** START OF INPUT DATA **

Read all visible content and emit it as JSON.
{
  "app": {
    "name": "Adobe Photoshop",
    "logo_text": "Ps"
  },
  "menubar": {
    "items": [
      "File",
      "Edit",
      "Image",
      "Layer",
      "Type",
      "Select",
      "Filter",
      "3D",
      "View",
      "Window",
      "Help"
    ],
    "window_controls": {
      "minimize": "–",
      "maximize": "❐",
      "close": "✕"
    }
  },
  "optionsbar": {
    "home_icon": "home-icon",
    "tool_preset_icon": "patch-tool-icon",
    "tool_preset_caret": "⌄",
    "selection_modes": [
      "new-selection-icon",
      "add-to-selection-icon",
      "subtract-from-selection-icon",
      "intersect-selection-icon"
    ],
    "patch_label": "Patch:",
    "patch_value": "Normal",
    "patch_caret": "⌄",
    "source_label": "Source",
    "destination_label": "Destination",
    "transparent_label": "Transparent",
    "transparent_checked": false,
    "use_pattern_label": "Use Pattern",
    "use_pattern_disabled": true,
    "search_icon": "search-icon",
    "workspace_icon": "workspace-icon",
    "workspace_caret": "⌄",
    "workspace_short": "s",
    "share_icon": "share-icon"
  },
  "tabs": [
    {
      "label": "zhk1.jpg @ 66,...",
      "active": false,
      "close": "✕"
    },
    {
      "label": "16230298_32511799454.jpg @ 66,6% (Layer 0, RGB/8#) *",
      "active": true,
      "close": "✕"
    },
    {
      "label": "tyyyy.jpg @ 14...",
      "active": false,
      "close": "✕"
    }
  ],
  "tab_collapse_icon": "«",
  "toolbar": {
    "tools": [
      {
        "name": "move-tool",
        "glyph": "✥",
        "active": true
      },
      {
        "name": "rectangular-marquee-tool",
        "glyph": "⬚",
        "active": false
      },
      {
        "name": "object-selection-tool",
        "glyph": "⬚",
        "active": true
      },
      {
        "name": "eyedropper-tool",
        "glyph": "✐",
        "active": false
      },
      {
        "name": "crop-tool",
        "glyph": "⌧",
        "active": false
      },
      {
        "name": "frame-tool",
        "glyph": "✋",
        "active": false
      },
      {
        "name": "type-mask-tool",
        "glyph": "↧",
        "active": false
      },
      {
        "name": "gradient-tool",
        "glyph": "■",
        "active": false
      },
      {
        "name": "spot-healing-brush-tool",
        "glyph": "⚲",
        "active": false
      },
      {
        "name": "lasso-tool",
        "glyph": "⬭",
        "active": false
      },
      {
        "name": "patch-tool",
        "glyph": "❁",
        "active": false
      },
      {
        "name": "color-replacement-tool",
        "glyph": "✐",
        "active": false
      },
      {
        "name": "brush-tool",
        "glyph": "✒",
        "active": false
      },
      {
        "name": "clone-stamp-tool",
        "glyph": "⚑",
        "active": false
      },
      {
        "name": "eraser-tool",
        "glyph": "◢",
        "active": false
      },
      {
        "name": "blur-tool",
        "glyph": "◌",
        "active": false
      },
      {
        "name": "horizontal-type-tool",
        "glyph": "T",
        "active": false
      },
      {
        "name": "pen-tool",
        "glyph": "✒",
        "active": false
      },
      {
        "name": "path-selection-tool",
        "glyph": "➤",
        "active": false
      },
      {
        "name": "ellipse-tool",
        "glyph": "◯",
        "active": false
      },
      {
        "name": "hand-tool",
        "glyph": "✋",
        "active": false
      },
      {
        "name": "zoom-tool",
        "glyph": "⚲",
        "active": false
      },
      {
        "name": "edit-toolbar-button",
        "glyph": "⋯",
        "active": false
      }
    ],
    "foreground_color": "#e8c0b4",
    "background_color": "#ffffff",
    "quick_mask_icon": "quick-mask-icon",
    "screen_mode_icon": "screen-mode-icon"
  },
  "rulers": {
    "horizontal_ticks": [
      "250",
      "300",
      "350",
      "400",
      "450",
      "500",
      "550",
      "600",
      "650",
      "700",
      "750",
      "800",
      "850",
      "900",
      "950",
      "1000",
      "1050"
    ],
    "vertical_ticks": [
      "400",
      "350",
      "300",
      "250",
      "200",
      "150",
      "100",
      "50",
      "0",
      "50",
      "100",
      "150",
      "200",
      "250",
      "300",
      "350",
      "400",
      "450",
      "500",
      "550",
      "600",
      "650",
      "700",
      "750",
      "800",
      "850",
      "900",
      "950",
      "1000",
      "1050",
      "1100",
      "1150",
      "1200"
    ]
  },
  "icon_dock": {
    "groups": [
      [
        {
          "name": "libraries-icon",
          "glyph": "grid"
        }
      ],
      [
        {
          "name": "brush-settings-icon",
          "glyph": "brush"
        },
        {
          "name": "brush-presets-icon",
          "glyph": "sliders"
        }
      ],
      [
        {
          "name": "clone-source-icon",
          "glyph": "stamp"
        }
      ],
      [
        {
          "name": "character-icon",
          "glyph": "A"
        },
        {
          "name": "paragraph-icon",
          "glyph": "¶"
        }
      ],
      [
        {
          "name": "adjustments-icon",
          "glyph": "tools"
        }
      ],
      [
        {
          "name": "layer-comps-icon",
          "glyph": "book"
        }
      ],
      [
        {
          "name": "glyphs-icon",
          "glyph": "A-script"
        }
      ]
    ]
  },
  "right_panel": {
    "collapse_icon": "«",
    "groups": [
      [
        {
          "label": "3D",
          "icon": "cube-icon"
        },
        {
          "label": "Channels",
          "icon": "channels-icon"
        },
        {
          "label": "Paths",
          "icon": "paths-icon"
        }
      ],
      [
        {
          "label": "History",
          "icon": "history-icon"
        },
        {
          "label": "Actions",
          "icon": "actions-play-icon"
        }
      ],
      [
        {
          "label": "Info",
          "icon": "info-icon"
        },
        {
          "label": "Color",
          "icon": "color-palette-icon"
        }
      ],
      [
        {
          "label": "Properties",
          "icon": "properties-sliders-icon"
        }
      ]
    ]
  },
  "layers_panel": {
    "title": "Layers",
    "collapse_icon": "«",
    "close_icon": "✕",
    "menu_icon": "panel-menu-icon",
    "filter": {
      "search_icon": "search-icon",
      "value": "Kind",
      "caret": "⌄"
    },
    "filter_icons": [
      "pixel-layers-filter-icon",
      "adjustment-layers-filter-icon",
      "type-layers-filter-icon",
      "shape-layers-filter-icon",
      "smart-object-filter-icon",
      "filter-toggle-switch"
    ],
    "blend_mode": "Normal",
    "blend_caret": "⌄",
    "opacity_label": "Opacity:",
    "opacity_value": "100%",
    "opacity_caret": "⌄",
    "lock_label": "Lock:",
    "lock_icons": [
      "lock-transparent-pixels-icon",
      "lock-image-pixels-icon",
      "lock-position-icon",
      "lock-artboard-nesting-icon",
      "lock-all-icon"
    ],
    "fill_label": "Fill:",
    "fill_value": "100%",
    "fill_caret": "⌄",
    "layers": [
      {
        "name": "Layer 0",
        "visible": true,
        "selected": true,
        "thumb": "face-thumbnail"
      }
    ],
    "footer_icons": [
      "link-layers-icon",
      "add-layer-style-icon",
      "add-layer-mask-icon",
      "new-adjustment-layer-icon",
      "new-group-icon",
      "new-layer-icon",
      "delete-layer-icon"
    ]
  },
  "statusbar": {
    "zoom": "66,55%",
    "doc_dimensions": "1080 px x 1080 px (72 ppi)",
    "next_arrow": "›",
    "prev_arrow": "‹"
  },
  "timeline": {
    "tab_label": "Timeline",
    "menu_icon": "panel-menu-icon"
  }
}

** END OF INPUT DATA **
** START OF INPUT DATA **

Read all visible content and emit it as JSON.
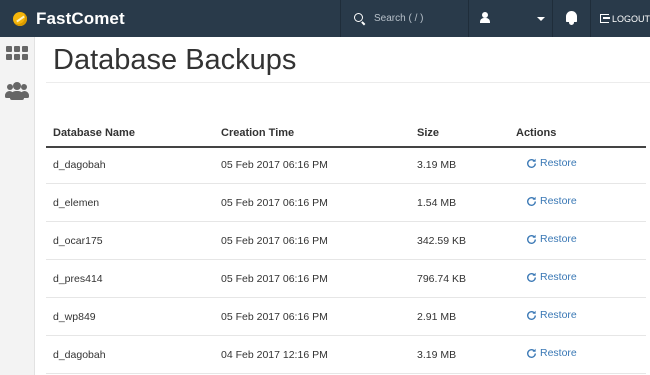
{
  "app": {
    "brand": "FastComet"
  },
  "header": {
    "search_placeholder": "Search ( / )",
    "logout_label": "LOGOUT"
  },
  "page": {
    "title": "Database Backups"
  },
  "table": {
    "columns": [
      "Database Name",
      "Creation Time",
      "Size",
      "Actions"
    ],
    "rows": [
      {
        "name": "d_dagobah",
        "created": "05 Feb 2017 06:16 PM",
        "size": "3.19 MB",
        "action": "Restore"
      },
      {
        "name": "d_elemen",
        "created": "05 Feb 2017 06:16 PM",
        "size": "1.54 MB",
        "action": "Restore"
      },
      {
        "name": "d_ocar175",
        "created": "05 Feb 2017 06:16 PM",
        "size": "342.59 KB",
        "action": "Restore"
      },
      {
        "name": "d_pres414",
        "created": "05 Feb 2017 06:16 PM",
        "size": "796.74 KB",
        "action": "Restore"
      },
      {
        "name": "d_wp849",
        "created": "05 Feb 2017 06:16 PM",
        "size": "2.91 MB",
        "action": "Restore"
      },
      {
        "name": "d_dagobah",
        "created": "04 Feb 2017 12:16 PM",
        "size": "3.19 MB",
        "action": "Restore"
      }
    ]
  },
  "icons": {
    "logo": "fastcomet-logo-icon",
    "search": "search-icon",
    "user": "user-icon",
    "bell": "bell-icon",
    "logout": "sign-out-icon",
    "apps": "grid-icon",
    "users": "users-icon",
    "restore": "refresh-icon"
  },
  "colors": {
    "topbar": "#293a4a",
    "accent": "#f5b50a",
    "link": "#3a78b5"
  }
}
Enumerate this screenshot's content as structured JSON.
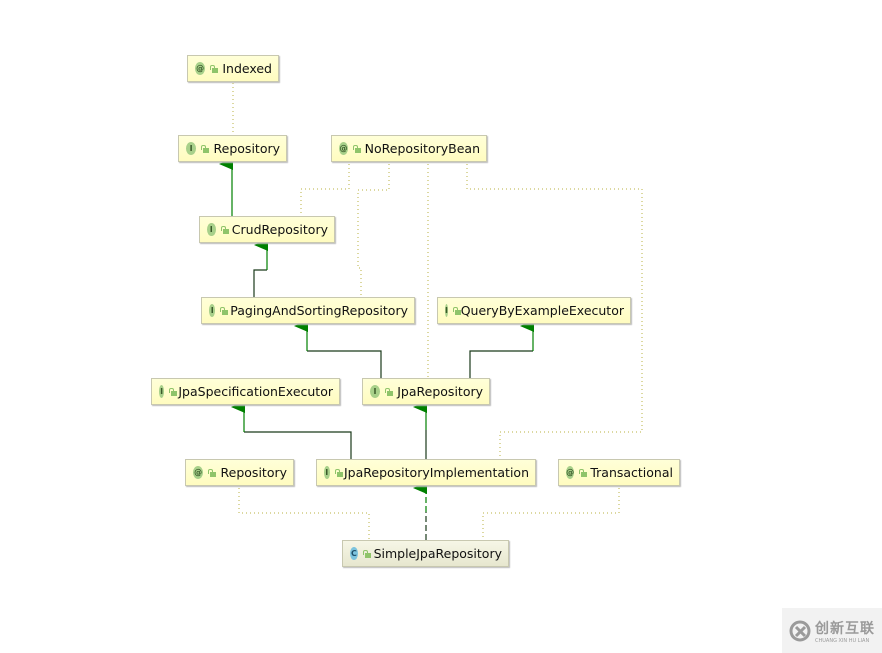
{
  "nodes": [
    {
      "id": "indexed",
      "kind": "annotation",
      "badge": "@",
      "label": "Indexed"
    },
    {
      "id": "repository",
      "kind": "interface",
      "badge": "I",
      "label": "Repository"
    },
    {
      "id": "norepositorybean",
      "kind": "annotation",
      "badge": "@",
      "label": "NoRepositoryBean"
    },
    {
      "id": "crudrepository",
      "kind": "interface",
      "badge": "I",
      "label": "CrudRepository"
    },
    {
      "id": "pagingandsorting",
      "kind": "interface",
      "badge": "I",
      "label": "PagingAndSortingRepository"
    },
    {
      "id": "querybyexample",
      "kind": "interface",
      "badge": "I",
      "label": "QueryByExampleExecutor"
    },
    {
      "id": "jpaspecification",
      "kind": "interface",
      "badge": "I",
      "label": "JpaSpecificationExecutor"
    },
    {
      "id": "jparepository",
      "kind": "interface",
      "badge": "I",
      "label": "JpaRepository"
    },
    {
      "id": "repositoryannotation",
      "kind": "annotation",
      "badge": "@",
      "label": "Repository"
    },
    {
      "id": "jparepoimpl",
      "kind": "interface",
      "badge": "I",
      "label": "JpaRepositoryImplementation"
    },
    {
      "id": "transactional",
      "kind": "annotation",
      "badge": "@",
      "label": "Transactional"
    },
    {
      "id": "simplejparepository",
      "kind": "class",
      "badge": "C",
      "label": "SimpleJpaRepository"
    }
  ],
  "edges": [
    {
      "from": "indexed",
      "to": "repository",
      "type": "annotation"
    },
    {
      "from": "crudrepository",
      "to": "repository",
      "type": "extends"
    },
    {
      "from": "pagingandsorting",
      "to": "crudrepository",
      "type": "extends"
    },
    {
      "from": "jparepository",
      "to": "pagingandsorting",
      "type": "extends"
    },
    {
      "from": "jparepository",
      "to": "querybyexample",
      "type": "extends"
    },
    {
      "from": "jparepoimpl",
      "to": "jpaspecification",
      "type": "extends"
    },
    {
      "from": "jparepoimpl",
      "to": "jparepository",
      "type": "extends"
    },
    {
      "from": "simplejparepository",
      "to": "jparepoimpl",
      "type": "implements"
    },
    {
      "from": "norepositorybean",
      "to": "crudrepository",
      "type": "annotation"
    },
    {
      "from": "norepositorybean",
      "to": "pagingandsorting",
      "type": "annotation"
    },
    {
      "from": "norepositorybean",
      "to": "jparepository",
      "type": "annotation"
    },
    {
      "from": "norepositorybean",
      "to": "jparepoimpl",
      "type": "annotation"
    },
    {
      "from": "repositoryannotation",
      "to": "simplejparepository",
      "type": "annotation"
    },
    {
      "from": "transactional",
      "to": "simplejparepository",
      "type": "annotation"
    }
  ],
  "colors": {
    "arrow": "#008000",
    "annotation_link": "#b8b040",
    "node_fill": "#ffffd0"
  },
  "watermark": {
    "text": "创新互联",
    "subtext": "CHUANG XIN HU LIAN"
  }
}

** END OF INPUT DATA **

## INSTRUCTION
For each line of the listing that holds the word "brush", show that line.

## RESPONSE FOR THIS EXERCISE
        "name": "spot-healing-brush-tool",
        "name": "brush-tool",
          "name": "brush-settings-icon",
          "glyph": "brush"
          "name": "brush-presets-icon",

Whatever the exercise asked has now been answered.